## Goal of the exercise
List the lines of this listing that hold the word "image".

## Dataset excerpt
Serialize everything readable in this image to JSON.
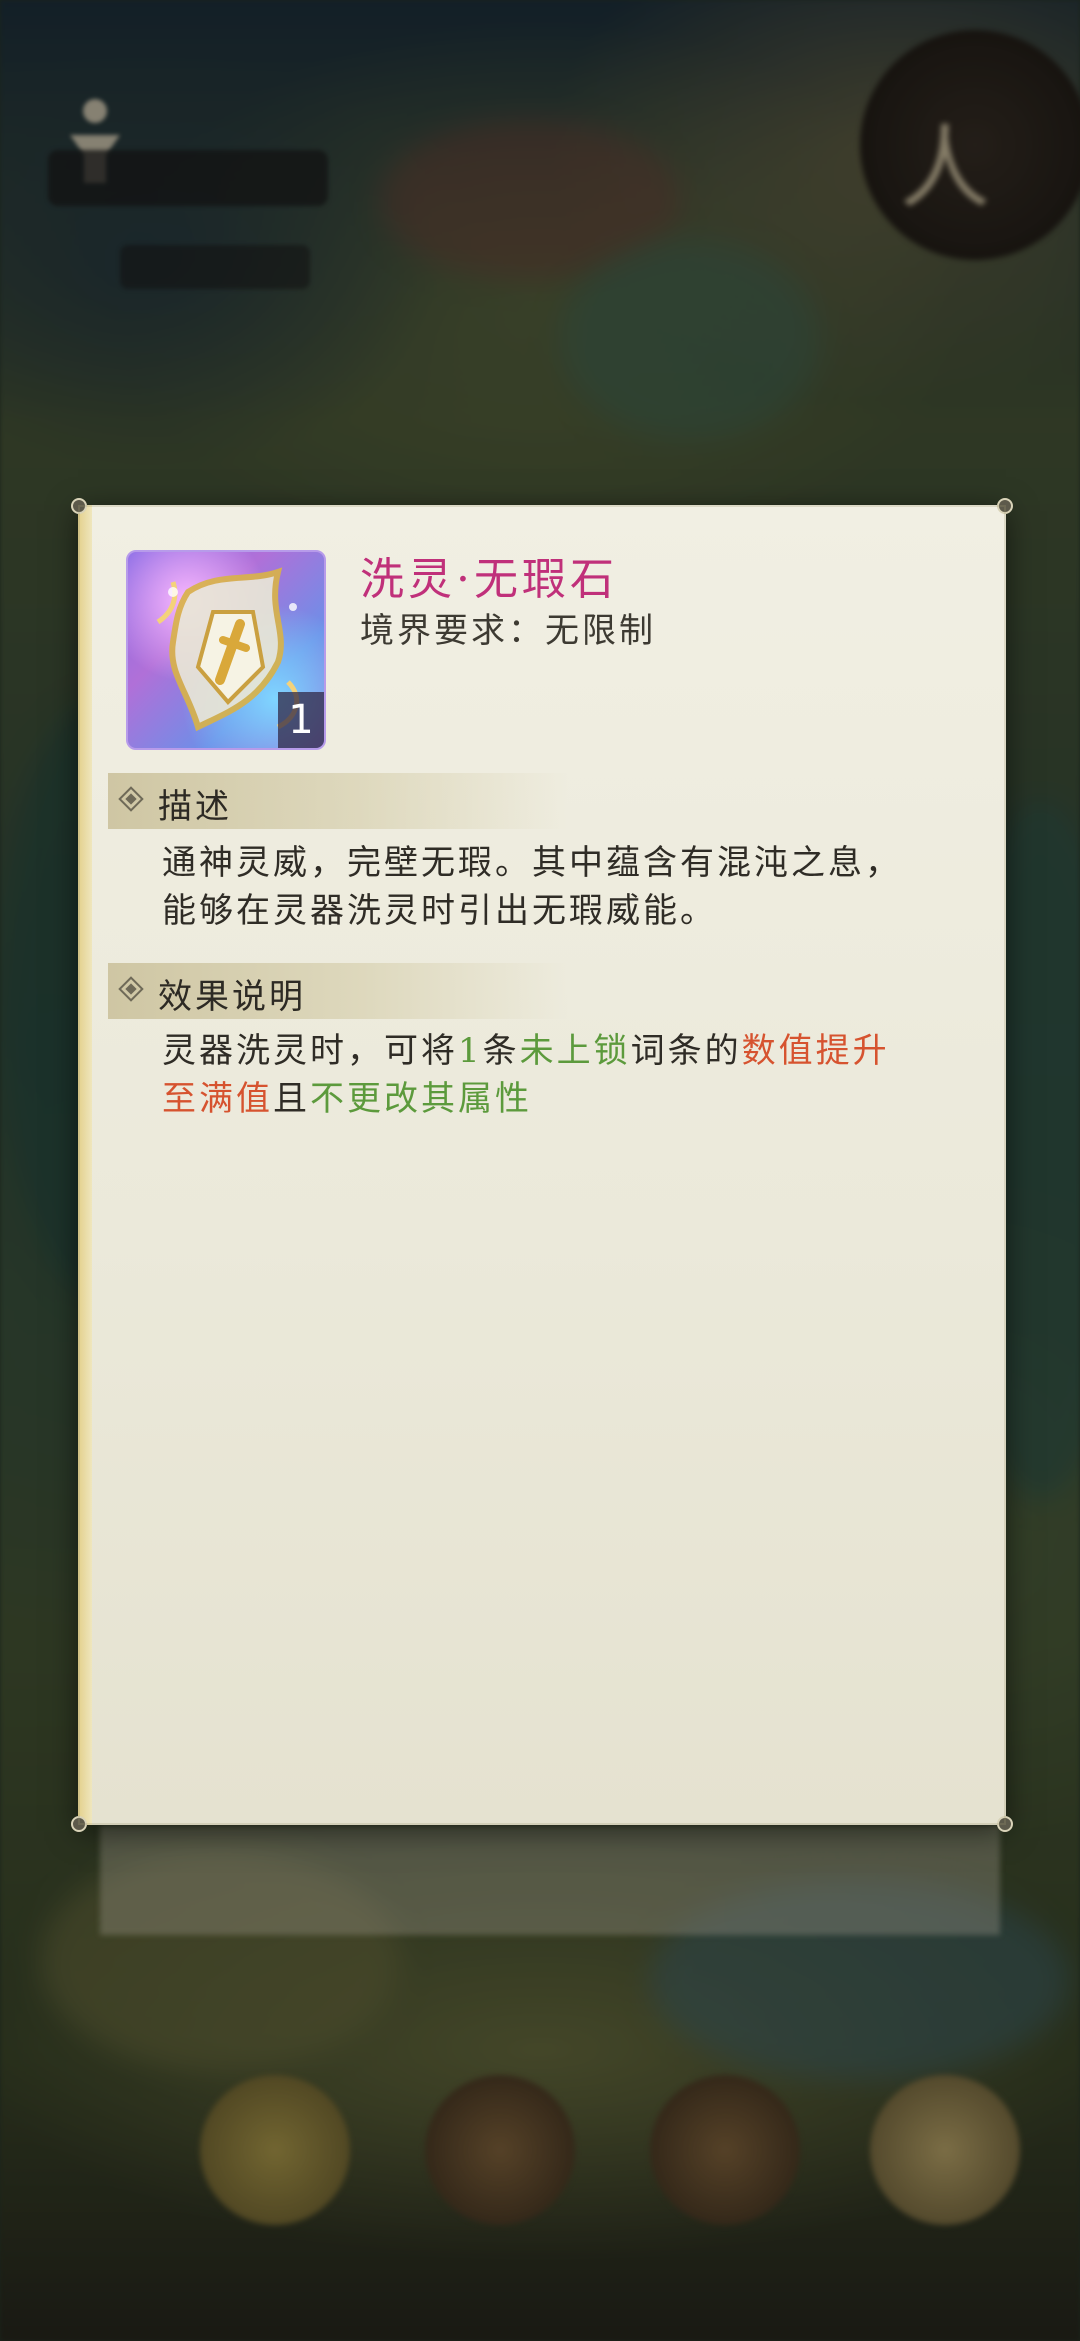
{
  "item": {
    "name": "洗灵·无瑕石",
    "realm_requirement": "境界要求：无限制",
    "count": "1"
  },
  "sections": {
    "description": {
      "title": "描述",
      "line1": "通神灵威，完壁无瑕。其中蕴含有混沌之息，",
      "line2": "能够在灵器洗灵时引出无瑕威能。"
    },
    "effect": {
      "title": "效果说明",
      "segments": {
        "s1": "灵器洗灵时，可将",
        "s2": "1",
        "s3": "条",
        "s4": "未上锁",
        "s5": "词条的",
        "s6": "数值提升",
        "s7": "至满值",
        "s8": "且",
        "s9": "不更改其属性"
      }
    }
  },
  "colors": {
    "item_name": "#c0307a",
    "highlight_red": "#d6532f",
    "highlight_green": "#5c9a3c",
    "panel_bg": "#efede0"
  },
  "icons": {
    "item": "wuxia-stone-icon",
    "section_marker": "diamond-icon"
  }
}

...

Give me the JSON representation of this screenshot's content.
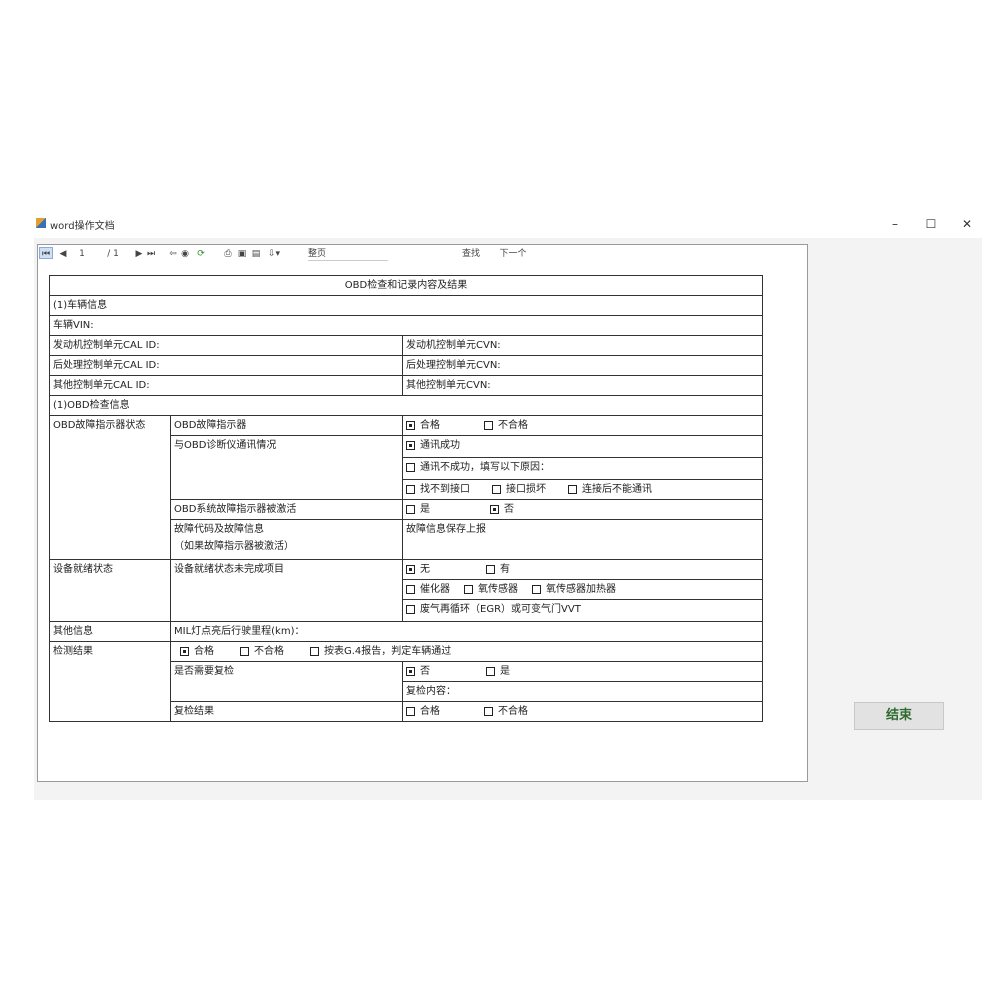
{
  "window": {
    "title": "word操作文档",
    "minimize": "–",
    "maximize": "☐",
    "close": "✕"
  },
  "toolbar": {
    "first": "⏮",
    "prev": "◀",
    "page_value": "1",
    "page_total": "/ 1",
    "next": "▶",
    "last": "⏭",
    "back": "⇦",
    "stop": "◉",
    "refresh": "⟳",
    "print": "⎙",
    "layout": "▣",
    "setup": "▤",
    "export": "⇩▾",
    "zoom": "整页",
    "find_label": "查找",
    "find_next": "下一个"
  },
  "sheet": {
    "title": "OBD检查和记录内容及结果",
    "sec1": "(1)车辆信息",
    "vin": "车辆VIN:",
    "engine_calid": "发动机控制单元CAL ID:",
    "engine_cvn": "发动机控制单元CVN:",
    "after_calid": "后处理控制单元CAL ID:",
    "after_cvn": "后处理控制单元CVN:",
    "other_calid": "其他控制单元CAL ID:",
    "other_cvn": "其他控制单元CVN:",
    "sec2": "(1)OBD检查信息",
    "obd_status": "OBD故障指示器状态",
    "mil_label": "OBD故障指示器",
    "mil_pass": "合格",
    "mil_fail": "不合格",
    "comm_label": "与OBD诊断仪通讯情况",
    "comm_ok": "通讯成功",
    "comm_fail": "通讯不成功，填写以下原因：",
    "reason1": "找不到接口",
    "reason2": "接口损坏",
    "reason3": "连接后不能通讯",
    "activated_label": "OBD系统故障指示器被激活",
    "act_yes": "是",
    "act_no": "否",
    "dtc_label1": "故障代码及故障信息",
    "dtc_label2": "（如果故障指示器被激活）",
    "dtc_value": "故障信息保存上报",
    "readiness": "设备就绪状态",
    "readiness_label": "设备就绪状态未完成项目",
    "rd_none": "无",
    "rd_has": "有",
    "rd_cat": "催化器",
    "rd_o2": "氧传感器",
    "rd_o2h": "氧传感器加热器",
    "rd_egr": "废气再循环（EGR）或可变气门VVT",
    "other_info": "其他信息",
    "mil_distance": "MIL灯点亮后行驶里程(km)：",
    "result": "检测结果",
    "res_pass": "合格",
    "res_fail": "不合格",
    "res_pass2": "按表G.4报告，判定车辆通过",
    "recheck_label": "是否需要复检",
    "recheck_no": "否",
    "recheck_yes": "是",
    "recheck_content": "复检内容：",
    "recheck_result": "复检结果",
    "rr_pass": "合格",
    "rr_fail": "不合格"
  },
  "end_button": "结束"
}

---

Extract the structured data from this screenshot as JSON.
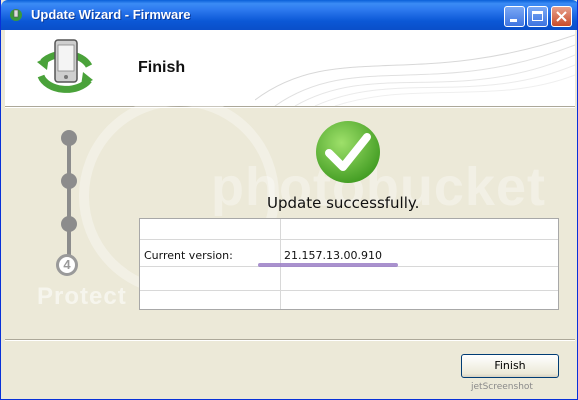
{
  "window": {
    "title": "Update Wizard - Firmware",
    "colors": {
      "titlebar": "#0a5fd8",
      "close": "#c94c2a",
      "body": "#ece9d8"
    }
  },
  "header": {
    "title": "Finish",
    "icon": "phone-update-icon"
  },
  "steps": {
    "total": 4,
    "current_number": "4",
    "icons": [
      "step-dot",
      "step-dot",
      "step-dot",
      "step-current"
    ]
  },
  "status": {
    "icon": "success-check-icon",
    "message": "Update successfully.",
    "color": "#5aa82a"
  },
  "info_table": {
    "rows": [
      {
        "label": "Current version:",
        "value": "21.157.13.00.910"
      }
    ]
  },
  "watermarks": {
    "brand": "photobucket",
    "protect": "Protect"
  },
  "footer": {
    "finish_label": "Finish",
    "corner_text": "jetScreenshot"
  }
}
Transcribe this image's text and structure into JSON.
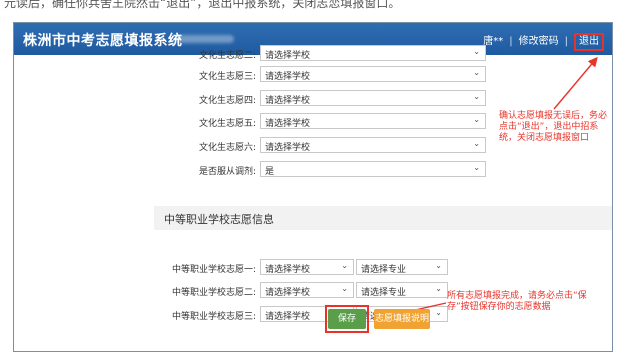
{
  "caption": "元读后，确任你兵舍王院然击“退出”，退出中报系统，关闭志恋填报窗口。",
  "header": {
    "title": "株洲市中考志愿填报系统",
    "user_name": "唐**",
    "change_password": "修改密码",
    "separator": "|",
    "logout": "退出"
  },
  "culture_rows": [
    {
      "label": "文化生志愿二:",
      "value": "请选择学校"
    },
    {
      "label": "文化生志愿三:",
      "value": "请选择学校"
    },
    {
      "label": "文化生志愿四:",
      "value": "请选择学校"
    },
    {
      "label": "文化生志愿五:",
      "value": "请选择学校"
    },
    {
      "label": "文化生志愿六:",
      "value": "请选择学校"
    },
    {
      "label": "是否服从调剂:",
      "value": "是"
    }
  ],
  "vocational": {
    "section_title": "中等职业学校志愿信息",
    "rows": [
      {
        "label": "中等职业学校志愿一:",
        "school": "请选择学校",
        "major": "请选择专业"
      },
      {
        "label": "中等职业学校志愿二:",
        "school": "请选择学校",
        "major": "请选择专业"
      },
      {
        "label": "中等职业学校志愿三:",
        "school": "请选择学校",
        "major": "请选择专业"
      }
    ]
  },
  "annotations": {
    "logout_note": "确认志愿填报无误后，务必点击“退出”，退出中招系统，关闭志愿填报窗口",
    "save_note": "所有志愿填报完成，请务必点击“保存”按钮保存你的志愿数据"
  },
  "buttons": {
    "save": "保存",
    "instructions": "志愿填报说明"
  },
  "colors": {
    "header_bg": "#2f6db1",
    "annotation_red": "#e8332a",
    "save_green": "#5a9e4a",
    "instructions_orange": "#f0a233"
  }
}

## Complete answer
Serialize everything readable in this image to JSON.
Transcribe this image's text and structure into JSON.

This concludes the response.